__REQUEST__
Below are records to repeat exactly. Omit the pictures from the copy.

[Part of a data file]
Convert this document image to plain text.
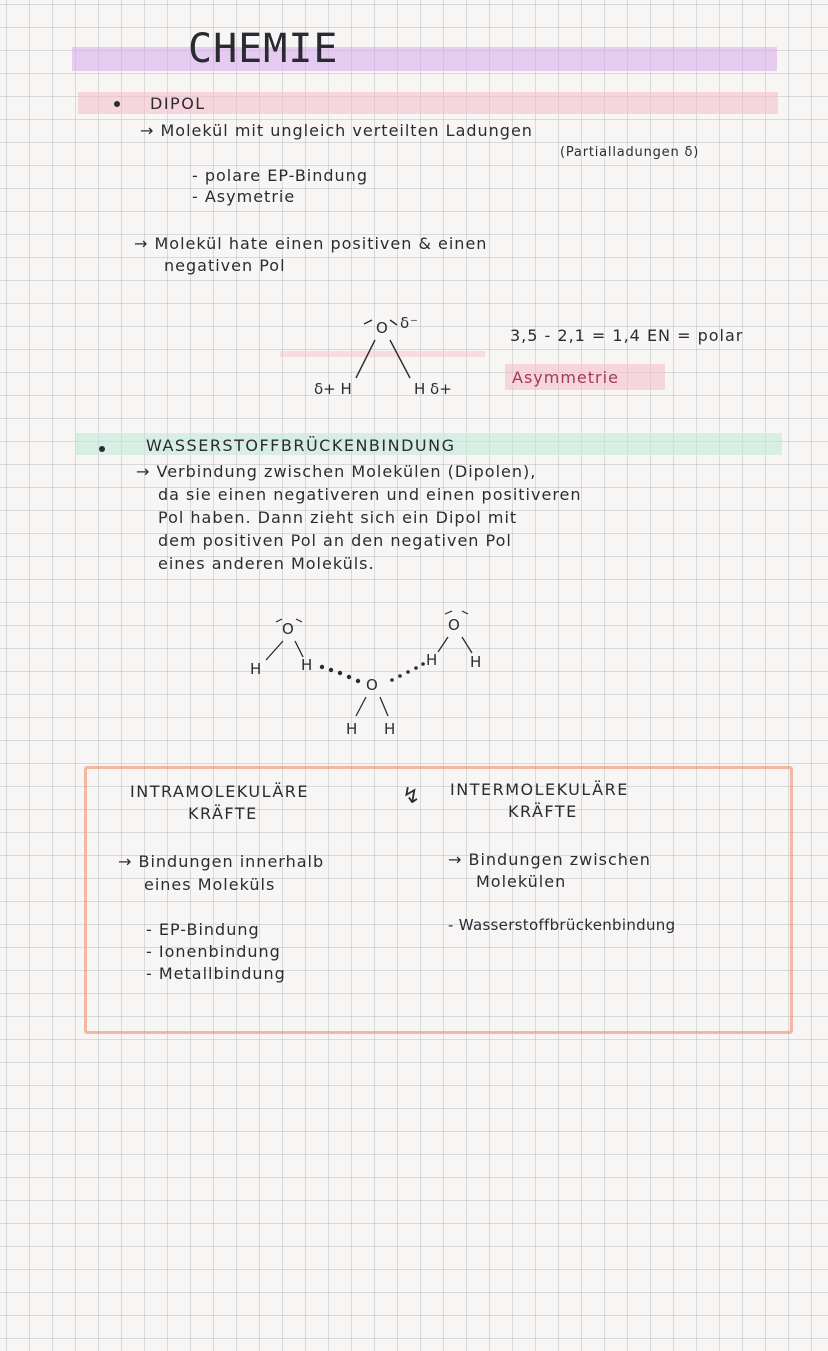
CHEMIE
DIPOL
→ Molekül mit ungleich verteilten Ladungen
(Partialladungen δ)
- polare EP-Bindung
- Asymetrie
→ Molekül hate einen positiven & einen
negativen Pol
O δ⁻
δ+ H	H δ+
3,5 - 2,1 = 1,4 EN = polar
Asymmetrie
WASSERSTOFFBRÜCKENBINDUNG
→ Verbindung zwischen Molekülen (Dipolen),
da sie einen negativeren und einen positiveren
Pol haben. Dann zieht sich ein Dipol mit
dem positiven Pol an den negativen Pol
eines anderen Moleküls.
O
H	H
O
H H
O
H H
INTRAMOLEKULÄRE
KRÄFTE
↯ INTERMOLEKULÄRE
KRÄFTE
→ Bindungen innerhalb
eines Moleküls
- EP-Bindung
- Ionenbindung
- Metallbindung
→ Bindungen zwischen
Molekülen
- Wasserstoffbrückenbindung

__FULL ANSWER__
Convert this document image to plain text.
CHEMIE
DIPOL
→ Molekül mit ungleich verteilten Ladungen
(Partialladungen δ)
- polare EP-Bindung
- Asymetrie
→ Molekül hate einen positiven & einen
negativen Pol
O δ⁻
δ+ H	H δ+
3,5 - 2,1 = 1,4 EN = polar
Asymmetrie
WASSERSTOFFBRÜCKENBINDUNG
→ Verbindung zwischen Molekülen (Dipolen),
da sie einen negativeren und einen positiveren
Pol haben. Dann zieht sich ein Dipol mit
dem positiven Pol an den negativen Pol
eines anderen Moleküls.
O
H	H
O
H H
O
H H
INTRAMOLEKULÄRE
KRÄFTE
↯ INTERMOLEKULÄRE
KRÄFTE
→ Bindungen innerhalb
eines Moleküls
- EP-Bindung
- Ionenbindung
- Metallbindung
→ Bindungen zwischen
Molekülen
- Wasserstoffbrückenbindung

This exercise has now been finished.